**DATA PROVIDED**
= = =

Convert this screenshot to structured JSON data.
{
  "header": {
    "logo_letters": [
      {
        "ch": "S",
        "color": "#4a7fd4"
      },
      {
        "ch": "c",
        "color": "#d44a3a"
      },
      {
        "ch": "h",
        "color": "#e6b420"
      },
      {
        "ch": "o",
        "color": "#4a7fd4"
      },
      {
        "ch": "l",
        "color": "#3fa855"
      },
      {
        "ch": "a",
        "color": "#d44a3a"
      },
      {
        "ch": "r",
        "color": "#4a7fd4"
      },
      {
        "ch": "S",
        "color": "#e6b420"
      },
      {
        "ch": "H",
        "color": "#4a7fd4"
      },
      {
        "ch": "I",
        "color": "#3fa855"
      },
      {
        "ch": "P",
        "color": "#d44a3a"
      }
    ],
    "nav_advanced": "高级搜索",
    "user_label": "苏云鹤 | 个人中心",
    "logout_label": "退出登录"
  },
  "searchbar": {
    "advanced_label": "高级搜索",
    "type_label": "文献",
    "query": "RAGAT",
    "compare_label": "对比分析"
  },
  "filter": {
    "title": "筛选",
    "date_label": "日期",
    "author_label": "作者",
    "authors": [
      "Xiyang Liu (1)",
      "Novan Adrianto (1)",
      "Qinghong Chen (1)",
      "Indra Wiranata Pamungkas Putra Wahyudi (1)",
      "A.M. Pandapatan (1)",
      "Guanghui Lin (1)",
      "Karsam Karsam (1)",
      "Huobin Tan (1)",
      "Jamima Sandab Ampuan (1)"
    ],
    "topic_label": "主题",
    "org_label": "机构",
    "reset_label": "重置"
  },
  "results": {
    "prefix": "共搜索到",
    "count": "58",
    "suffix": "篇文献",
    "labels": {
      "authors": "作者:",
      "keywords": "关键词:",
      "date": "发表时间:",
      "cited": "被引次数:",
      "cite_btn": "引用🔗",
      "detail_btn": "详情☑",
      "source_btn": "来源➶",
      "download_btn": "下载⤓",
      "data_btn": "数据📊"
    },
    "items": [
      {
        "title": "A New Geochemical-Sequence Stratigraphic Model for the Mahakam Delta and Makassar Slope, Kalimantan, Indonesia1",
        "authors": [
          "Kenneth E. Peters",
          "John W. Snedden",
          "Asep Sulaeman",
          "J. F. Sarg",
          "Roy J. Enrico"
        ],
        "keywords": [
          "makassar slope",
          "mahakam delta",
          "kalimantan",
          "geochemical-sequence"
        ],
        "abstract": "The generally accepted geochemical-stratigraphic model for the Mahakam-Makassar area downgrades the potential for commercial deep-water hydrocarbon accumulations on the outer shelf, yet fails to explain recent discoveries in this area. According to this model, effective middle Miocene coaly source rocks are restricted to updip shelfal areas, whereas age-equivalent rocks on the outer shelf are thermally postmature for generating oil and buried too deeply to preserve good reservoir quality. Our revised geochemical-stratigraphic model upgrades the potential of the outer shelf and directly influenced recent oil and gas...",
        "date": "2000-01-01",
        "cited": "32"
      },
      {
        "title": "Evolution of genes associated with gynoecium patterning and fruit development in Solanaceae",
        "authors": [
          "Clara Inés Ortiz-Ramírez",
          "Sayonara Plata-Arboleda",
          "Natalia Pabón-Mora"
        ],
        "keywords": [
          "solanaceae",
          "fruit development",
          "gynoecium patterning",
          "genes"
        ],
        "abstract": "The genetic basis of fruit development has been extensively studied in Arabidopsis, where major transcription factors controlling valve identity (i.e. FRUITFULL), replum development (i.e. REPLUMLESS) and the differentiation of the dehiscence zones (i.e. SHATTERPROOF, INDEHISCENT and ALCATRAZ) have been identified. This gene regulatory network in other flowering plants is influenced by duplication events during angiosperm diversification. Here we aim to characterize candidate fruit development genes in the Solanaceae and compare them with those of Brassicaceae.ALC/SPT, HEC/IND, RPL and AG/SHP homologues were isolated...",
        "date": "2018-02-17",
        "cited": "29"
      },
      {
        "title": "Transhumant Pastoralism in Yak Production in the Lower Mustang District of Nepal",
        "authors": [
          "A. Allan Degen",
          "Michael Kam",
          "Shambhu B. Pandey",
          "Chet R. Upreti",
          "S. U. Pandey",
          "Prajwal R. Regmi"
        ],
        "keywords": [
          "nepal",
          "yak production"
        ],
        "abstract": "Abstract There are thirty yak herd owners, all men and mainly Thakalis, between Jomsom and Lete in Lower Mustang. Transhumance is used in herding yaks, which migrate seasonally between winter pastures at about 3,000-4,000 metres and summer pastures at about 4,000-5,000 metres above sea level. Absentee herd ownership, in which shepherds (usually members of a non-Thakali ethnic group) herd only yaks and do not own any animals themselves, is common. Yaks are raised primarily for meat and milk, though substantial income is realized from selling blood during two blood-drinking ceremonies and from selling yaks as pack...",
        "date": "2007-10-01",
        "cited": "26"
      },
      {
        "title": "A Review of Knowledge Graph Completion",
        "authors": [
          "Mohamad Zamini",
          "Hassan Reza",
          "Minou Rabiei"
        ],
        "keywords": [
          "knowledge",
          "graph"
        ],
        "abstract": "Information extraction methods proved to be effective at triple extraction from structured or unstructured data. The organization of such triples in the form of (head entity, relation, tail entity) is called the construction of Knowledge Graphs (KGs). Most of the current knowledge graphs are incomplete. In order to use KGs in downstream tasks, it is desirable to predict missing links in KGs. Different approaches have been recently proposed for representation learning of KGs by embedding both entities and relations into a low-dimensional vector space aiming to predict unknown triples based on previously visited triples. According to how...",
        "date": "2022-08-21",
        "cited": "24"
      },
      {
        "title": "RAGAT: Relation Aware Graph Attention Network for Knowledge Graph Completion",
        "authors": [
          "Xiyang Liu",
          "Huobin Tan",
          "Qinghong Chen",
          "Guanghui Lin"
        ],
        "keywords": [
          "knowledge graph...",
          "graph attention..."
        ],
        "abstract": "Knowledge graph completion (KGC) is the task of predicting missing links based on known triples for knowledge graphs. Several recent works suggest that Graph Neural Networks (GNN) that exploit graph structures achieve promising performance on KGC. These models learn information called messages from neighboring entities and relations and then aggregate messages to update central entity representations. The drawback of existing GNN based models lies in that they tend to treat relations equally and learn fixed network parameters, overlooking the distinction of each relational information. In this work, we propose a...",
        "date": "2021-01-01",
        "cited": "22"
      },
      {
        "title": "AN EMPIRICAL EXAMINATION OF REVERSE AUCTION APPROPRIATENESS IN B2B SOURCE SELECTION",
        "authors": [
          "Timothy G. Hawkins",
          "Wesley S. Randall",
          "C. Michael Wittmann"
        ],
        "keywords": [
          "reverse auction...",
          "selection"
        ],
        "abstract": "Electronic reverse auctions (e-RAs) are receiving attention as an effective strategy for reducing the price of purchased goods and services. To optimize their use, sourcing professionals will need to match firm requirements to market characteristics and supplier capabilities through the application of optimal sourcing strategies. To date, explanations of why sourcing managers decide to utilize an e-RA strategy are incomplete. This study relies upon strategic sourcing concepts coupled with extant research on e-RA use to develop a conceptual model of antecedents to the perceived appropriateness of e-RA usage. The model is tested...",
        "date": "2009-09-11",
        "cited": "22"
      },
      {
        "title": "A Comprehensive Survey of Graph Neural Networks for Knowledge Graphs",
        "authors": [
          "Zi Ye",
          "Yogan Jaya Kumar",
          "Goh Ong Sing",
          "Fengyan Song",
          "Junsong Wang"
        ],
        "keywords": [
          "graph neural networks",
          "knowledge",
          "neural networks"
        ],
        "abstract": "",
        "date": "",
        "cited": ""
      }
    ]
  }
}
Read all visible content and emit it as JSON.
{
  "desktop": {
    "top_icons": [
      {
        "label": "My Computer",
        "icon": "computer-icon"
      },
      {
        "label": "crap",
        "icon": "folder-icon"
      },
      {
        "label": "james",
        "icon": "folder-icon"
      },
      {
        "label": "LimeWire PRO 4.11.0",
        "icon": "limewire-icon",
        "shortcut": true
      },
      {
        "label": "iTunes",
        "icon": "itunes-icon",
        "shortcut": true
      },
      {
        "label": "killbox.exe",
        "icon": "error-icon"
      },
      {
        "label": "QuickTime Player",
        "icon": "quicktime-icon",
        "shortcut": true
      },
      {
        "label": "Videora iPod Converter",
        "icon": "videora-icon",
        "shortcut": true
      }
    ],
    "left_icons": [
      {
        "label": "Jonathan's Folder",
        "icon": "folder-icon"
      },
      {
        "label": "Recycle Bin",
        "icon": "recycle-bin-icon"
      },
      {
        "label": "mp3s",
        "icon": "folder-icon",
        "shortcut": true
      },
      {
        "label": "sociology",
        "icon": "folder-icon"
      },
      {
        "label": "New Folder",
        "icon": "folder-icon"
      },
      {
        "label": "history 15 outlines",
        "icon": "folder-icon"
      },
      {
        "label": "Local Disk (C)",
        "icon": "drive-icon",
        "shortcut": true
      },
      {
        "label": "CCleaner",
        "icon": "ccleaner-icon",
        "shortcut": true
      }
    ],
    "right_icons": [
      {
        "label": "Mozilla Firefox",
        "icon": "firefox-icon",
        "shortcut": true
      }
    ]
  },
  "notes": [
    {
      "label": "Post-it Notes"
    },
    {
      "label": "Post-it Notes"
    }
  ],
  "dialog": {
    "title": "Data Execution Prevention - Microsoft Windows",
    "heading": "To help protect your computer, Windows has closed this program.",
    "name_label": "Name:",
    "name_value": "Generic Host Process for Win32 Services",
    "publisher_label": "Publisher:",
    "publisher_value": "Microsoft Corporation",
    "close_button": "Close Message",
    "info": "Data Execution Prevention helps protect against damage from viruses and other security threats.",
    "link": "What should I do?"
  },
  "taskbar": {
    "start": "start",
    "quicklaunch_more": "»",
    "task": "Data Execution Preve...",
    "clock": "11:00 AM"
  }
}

= = =

**WORK REQUEST**
Set aside each line above that includes the string "Windows" and report it.

**YOUR SOLUTION**
    "title": "Data Execution Prevention - Microsoft Windows",
    "heading": "To help protect your computer, Windows has closed this program.",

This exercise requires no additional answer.